- [TASK INSTRUCTIONS] Leaving out every picture, quote the data below exactly as it appears.

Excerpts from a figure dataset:
==============================

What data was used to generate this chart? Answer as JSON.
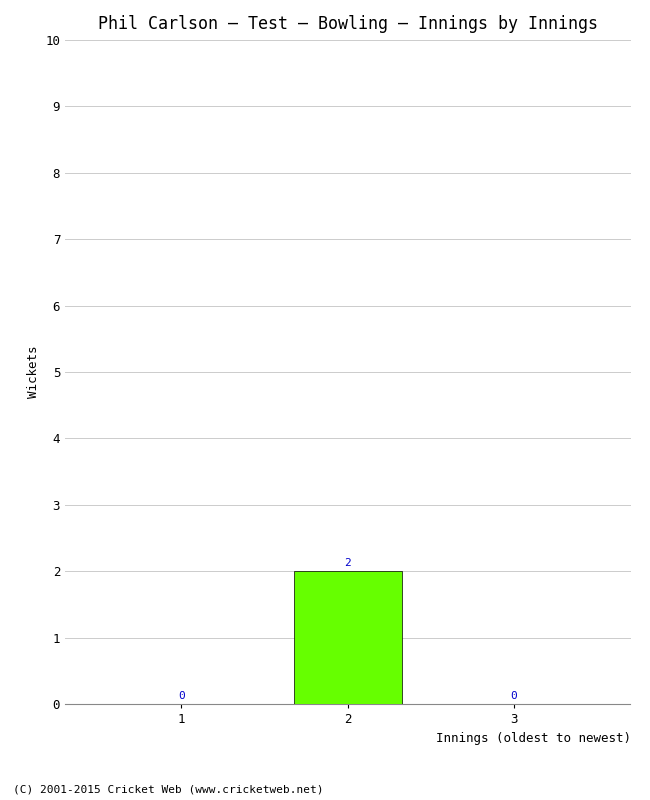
{
  "title": "Phil Carlson – Test – Bowling – Innings by Innings",
  "xlabel": "Innings (oldest to newest)",
  "ylabel": "Wickets",
  "categories": [
    1,
    2,
    3
  ],
  "values": [
    0,
    2,
    0
  ],
  "bar_color": "#66ff00",
  "bar_edge_color": "#000000",
  "ylim": [
    0,
    10
  ],
  "yticks": [
    0,
    1,
    2,
    3,
    4,
    5,
    6,
    7,
    8,
    9,
    10
  ],
  "background_color": "#ffffff",
  "grid_color": "#cccccc",
  "annotation_color": "#0000cc",
  "footer": "(C) 2001-2015 Cricket Web (www.cricketweb.net)",
  "title_fontsize": 12,
  "axis_label_fontsize": 9,
  "tick_fontsize": 9,
  "annotation_fontsize": 8,
  "footer_fontsize": 8
}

==============================

- [ANSWER FOR THE TASK]
What data was used to generate this chart? Answer as JSON.
{
  "title": "Phil Carlson – Test – Bowling – Innings by Innings",
  "xlabel": "Innings (oldest to newest)",
  "ylabel": "Wickets",
  "categories": [
    1,
    2,
    3
  ],
  "values": [
    0,
    2,
    0
  ],
  "bar_color": "#66ff00",
  "bar_edge_color": "#000000",
  "ylim": [
    0,
    10
  ],
  "yticks": [
    0,
    1,
    2,
    3,
    4,
    5,
    6,
    7,
    8,
    9,
    10
  ],
  "background_color": "#ffffff",
  "grid_color": "#cccccc",
  "annotation_color": "#0000cc",
  "footer": "(C) 2001-2015 Cricket Web (www.cricketweb.net)",
  "title_fontsize": 12,
  "axis_label_fontsize": 9,
  "tick_fontsize": 9,
  "annotation_fontsize": 8,
  "footer_fontsize": 8
}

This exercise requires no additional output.